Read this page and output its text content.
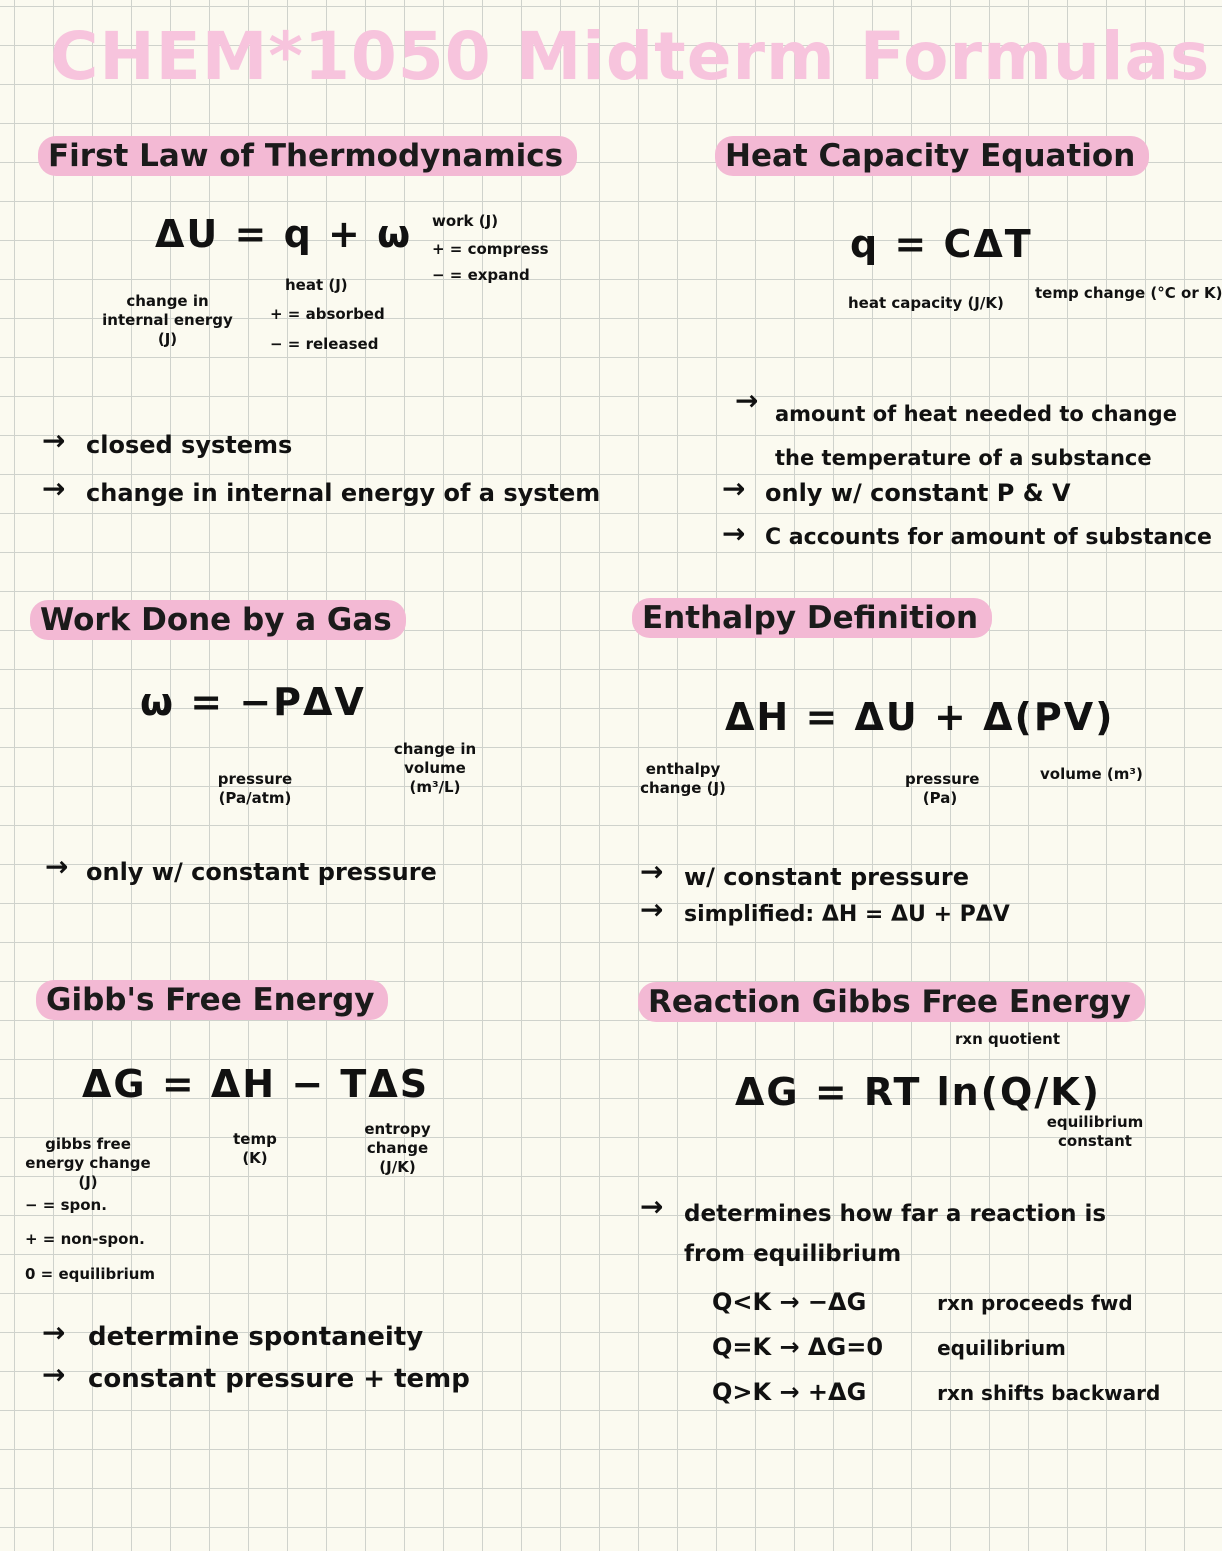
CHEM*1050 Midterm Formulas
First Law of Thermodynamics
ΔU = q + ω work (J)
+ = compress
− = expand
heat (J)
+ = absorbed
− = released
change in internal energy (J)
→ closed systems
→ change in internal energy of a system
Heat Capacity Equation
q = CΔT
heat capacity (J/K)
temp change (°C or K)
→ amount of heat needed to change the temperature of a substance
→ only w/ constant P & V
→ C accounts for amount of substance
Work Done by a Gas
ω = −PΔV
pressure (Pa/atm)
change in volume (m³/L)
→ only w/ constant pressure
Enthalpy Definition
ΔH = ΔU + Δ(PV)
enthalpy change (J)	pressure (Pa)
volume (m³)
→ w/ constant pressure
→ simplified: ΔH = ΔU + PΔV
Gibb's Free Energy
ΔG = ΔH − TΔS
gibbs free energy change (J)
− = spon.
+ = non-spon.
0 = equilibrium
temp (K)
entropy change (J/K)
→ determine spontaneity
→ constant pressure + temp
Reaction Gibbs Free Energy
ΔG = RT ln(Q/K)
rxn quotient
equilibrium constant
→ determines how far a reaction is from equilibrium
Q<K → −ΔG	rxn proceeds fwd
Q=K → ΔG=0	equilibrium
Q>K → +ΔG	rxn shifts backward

> Instruction:
Scan the listing above. Gather each line that contains the word "constant".

> Exercise output:
→ only w/ constant P & V
→ only w/ constant pressure
→ w/ constant pressure
→ constant pressure + temp
equilibrium constant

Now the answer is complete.